### Short task
Search the entries for the word "this" and pull out each line that has it.

**** Record set ****

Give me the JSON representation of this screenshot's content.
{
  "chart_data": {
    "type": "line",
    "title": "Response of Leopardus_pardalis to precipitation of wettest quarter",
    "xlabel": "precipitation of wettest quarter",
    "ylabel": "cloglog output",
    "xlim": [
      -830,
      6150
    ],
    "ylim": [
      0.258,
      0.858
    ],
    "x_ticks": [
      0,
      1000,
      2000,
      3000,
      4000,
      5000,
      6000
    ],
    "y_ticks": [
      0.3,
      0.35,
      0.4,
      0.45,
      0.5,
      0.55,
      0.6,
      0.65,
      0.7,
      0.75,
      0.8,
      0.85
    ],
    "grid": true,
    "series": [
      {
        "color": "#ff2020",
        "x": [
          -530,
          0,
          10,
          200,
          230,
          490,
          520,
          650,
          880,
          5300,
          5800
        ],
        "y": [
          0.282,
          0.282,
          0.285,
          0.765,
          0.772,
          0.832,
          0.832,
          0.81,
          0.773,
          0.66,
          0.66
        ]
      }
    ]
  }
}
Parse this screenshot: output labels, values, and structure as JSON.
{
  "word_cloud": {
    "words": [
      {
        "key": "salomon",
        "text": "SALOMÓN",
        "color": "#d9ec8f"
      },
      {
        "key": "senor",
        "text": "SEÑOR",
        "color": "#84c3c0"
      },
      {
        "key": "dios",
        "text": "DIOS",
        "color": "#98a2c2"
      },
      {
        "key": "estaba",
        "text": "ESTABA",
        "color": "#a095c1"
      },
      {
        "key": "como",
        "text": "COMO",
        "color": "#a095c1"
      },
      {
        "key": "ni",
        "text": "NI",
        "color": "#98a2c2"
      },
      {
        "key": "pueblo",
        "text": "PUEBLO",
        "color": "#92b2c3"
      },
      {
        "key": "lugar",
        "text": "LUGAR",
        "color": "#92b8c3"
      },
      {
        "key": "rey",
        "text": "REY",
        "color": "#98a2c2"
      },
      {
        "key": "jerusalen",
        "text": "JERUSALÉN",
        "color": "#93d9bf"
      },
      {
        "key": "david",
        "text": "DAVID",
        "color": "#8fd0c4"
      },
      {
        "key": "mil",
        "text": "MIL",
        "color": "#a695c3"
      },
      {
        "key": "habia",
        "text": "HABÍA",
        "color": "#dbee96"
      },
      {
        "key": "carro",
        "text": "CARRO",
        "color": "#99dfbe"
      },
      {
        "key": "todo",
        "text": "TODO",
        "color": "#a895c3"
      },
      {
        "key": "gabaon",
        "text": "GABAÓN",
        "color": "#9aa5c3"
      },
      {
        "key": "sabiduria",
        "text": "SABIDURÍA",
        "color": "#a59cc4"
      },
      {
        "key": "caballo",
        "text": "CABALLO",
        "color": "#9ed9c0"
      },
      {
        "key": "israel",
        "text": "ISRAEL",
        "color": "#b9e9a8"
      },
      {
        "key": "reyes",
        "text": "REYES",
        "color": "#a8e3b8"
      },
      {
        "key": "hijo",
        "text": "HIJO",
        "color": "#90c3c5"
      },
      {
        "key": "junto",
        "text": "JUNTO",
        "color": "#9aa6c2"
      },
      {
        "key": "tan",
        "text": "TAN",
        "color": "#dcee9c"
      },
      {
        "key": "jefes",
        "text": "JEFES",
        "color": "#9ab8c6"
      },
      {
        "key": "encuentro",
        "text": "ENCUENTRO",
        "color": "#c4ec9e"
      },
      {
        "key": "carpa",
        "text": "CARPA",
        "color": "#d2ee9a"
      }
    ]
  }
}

****

### Answer below
Give me the JSON representation of this screenshot's content.
Parse this screenshot: output labels, values, and structure as JSON.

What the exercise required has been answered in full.